THE DATA:
* START *

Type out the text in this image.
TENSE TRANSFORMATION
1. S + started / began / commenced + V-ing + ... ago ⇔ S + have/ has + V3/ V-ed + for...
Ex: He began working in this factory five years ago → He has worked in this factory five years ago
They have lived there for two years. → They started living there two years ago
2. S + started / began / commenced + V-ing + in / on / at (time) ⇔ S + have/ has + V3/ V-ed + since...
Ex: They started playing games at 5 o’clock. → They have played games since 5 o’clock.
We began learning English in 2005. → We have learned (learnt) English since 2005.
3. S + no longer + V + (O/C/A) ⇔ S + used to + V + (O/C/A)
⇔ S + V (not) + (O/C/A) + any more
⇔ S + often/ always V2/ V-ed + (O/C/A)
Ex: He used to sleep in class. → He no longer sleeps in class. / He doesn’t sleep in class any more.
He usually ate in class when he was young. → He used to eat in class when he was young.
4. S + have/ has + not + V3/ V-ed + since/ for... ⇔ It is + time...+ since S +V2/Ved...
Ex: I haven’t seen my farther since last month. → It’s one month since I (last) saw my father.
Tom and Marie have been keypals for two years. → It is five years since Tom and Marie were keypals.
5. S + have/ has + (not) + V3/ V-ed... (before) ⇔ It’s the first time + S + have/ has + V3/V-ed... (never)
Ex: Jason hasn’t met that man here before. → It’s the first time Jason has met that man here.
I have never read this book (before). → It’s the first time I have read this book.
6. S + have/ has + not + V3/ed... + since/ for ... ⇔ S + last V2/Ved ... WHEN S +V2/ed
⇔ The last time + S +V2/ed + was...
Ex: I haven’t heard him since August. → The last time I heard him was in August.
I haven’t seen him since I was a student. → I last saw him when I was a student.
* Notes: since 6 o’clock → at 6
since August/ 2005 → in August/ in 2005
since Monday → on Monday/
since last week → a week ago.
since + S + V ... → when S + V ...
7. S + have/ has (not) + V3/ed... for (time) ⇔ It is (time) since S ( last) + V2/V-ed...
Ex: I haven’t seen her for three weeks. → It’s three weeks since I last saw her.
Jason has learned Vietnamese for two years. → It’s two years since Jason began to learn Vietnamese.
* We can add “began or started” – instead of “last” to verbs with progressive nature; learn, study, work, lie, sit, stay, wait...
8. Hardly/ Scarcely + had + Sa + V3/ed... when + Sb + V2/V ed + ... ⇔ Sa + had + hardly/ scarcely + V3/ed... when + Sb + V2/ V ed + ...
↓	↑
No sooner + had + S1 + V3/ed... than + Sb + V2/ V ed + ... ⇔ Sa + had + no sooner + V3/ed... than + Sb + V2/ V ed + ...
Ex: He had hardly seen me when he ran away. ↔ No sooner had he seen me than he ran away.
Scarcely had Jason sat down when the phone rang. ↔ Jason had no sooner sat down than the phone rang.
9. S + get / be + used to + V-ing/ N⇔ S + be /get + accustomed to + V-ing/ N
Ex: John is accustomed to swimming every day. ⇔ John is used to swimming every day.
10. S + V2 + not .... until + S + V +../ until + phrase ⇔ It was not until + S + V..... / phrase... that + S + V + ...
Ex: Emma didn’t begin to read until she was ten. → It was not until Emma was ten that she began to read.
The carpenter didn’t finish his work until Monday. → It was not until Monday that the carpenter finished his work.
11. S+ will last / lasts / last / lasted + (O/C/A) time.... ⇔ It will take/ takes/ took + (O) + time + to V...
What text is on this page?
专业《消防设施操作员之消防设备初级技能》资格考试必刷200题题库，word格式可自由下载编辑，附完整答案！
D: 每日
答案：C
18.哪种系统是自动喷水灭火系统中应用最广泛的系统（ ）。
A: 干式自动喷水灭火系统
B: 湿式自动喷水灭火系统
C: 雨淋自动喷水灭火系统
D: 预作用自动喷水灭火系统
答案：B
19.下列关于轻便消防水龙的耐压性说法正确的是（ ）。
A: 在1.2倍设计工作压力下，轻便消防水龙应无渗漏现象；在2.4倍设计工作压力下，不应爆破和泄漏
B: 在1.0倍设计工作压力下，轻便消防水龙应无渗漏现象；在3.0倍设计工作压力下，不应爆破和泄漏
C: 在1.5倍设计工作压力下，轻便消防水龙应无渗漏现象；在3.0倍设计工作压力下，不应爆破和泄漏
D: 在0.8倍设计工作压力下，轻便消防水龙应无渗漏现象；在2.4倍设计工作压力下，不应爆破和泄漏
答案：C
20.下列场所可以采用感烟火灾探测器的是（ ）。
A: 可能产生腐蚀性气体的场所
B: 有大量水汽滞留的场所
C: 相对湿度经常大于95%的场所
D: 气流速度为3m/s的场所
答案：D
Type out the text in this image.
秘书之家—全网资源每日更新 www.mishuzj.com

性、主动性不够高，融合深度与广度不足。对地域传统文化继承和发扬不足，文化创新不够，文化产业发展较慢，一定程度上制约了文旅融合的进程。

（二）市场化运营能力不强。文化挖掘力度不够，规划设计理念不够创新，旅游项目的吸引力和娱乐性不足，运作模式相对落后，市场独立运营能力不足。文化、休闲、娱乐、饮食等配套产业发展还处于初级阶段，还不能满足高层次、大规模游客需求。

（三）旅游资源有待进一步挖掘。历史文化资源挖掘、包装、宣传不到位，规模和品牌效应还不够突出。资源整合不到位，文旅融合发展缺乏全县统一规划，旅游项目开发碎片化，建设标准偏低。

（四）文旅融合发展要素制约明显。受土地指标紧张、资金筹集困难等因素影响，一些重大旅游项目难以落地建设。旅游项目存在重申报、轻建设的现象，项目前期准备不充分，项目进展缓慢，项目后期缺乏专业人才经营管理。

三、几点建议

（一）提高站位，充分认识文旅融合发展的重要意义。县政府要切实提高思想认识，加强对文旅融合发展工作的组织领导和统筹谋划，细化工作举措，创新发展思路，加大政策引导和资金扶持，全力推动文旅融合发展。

* END *

Copy the records above exactly as they appear.

WRITTEN RESPONSE:
Type out the text in this image.
TENSE TRANSFORMATION
1. S + started / began / commenced + V-ing + ... ago ⇔ S + have/ has + V3/ V-ed + for...
Ex: He began working in this factory five years ago → He has worked in this factory five years ago
They have lived there for two years. → They started living there two years ago
2. S + started / began / commenced + V-ing + in / on / at (time) ⇔ S + have/ has + V3/ V-ed + since...
Ex: They started playing games at 5 o’clock. → They have played games since 5 o’clock.
We began learning English in 2005. → We have learned (learnt) English since 2005.
3. S + no longer + V + (O/C/A) ⇔ S + used to + V + (O/C/A)
⇔ S + V (not) + (O/C/A) + any more
⇔ S + often/ always V2/ V-ed + (O/C/A)
Ex: He used to sleep in class. → He no longer sleeps in class. / He doesn’t sleep in class any more.
He usually ate in class when he was young. → He used to eat in class when he was young.
4. S + have/ has + not + V3/ V-ed + since/ for... ⇔ It is + time...+ since S +V2/Ved...
Ex: I haven’t seen my farther since last month. → It’s one month since I (last) saw my father.
Tom and Marie have been keypals for two years. → It is five years since Tom and Marie were keypals.
5. S + have/ has + (not) + V3/ V-ed... (before) ⇔ It’s the first time + S + have/ has + V3/V-ed... (never)
Ex: Jason hasn’t met that man here before. → It’s the first time Jason has met that man here.
I have never read this book (before). → It’s the first time I have read this book.
6. S + have/ has + not + V3/ed... + since/ for ... ⇔ S + last V2/Ved ... WHEN S +V2/ed
⇔ The last time + S +V2/ed + was...
Ex: I haven’t heard him since August. → The last time I heard him was in August.
I haven’t seen him since I was a student. → I last saw him when I was a student.
* Notes: since 6 o’clock → at 6
since August/ 2005 → in August/ in 2005
since Monday → on Monday/
since last week → a week ago.
since + S + V ... → when S + V ...
7. S + have/ has (not) + V3/ed... for (time) ⇔ It is (time) since S ( last) + V2/V-ed...
Ex: I haven’t seen her for three weeks. → It’s three weeks since I last saw her.
Jason has learned Vietnamese for two years. → It’s two years since Jason began to learn Vietnamese.
* We can add “began or started” – instead of “last” to verbs with progressive nature; learn, study, work, lie, sit, stay, wait...
8. Hardly/ Scarcely + had + Sa + V3/ed... when + Sb + V2/V ed + ... ⇔ Sa + had + hardly/ scarcely + V3/ed... when + Sb + V2/ V ed + ...
↓	↑
No sooner + had + S1 + V3/ed... than + Sb + V2/ V ed + ... ⇔ Sa + had + no sooner + V3/ed... than + Sb + V2/ V ed + ...
Ex: He had hardly seen me when he ran away. ↔ No sooner had he seen me than he ran away.
Scarcely had Jason sat down when the phone rang. ↔ Jason had no sooner sat down than the phone rang.
9. S + get / be + used to + V-ing/ N⇔ S + be /get + accustomed to + V-ing/ N
Ex: John is accustomed to swimming every day. ⇔ John is used to swimming every day.
10. S + V2 + not .... until + S + V +../ until + phrase ⇔ It was not until + S + V..... / phrase... that + S + V + ...
Ex: Emma didn’t begin to read until she was ten. → It was not until Emma was ten that she began to read.
The carpenter didn’t finish his work until Monday. → It was not until Monday that the carpenter finished his work.
11. S+ will last / lasts / last / lasted + (O/C/A) time.... ⇔ It will take/ takes/ took + (O) + time + to V...
What text is on this page?
专业《消防设施操作员之消防设备初级技能》资格考试必刷200题题库，word格式可自由下载编辑，附完整答案！
D: 每日
答案：C
18.哪种系统是自动喷水灭火系统中应用最广泛的系统（ ）。
A: 干式自动喷水灭火系统
B: 湿式自动喷水灭火系统
C: 雨淋自动喷水灭火系统
D: 预作用自动喷水灭火系统
答案：B
19.下列关于轻便消防水龙的耐压性说法正确的是（ ）。
A: 在1.2倍设计工作压力下，轻便消防水龙应无渗漏现象；在2.4倍设计工作压力下，不应爆破和泄漏
B: 在1.0倍设计工作压力下，轻便消防水龙应无渗漏现象；在3.0倍设计工作压力下，不应爆破和泄漏
C: 在1.5倍设计工作压力下，轻便消防水龙应无渗漏现象；在3.0倍设计工作压力下，不应爆破和泄漏
D: 在0.8倍设计工作压力下，轻便消防水龙应无渗漏现象；在2.4倍设计工作压力下，不应爆破和泄漏
答案：C
20.下列场所可以采用感烟火灾探测器的是（ ）。
A: 可能产生腐蚀性气体的场所
B: 有大量水汽滞留的场所
C: 相对湿度经常大于95%的场所
D: 气流速度为3m/s的场所
答案：D
Type out the text in this image.
秘书之家—全网资源每日更新 www.mishuzj.com

性、主动性不够高，融合深度与广度不足。对地域传统文化继承和发扬不足，文化创新不够，文化产业发展较慢，一定程度上制约了文旅融合的进程。

（二）市场化运营能力不强。文化挖掘力度不够，规划设计理念不够创新，旅游项目的吸引力和娱乐性不足，运作模式相对落后，市场独立运营能力不足。文化、休闲、娱乐、饮食等配套产业发展还处于初级阶段，还不能满足高层次、大规模游客需求。

（三）旅游资源有待进一步挖掘。历史文化资源挖掘、包装、宣传不到位，规模和品牌效应还不够突出。资源整合不到位，文旅融合发展缺乏全县统一规划，旅游项目开发碎片化，建设标准偏低。

（四）文旅融合发展要素制约明显。受土地指标紧张、资金筹集困难等因素影响，一些重大旅游项目难以落地建设。旅游项目存在重申报、轻建设的现象，项目前期准备不充分，项目进展缓慢，项目后期缺乏专业人才经营管理。

三、几点建议

（一）提高站位，充分认识文旅融合发展的重要意义。县政府要切实提高思想认识，加强对文旅融合发展工作的组织领导和统筹谋划，细化工作举措，创新发展思路，加大政策引导和资金扶持，全力推动文旅融合发展。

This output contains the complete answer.